---------- Dataset
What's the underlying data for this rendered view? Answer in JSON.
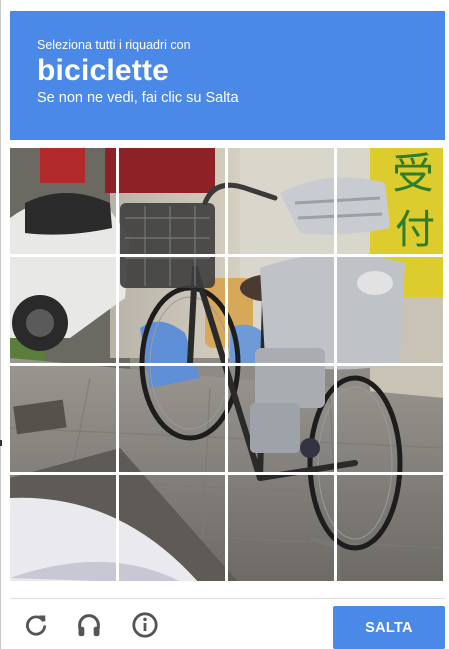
{
  "header": {
    "instruction": "Seleziona tutti i riquadri con",
    "target": "biciclette",
    "hint": "Se non ne vedi, fai clic su Salta"
  },
  "grid": {
    "rows": 4,
    "columns": 4
  },
  "footer": {
    "reload_icon": "reload-icon",
    "audio_icon": "headphones-icon",
    "info_icon": "info-icon",
    "skip_label": "SALTA"
  },
  "colors": {
    "accent": "#4a89e8",
    "icon_gray": "#555555",
    "divider": "#dedede"
  }
}
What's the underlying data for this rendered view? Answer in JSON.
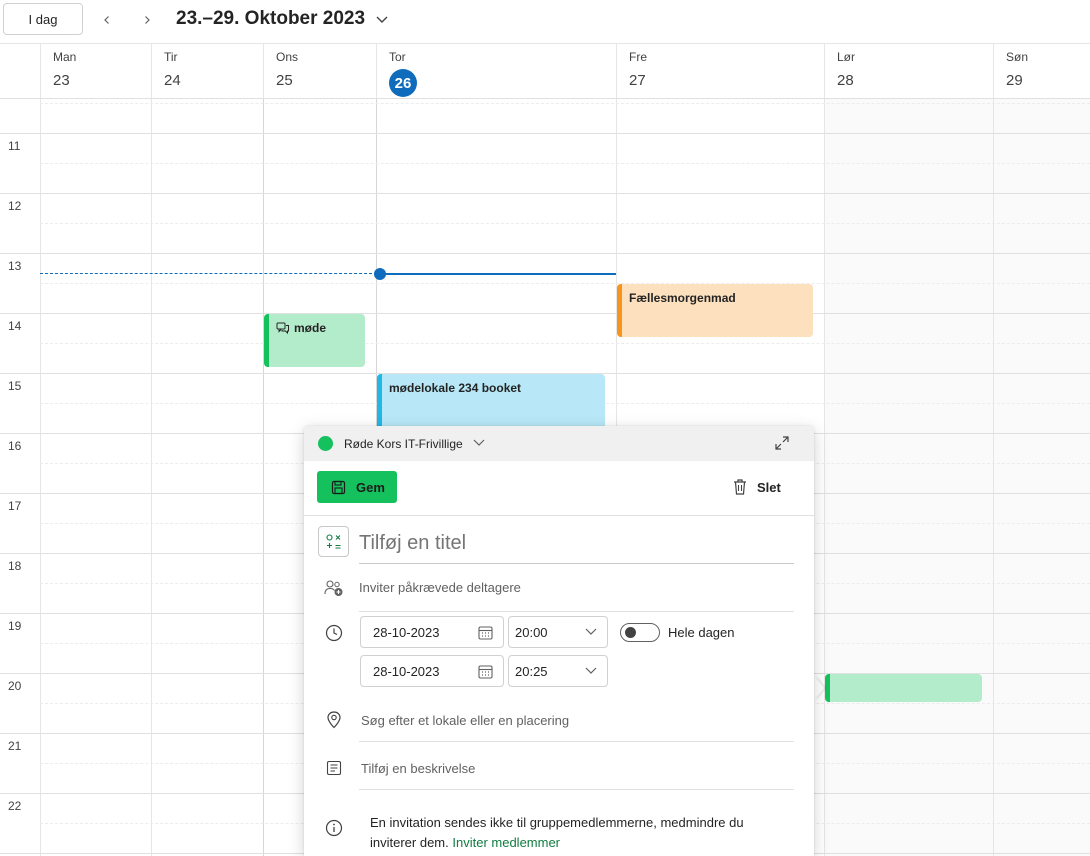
--------------------
Write out the entries above verbatim; the pictures do not belong in your copy.

■ Written solution:
What's the underlying data for this rendered view? Answer in JSON.
{
  "header": {
    "instruction": "Seleziona tutti i riquadri con",
    "target": "biciclette",
    "hint": "Se non ne vedi, fai clic su Salta"
  },
  "grid": {
    "rows": 4,
    "columns": 4
  },
  "footer": {
    "reload_icon": "reload-icon",
    "audio_icon": "headphones-icon",
    "info_icon": "info-icon",
    "skip_label": "SALTA"
  },
  "colors": {
    "accent": "#4a89e8",
    "icon_gray": "#555555",
    "divider": "#dedede"
  }
}
What's the underlying data for this rendered view? Answer in JSON.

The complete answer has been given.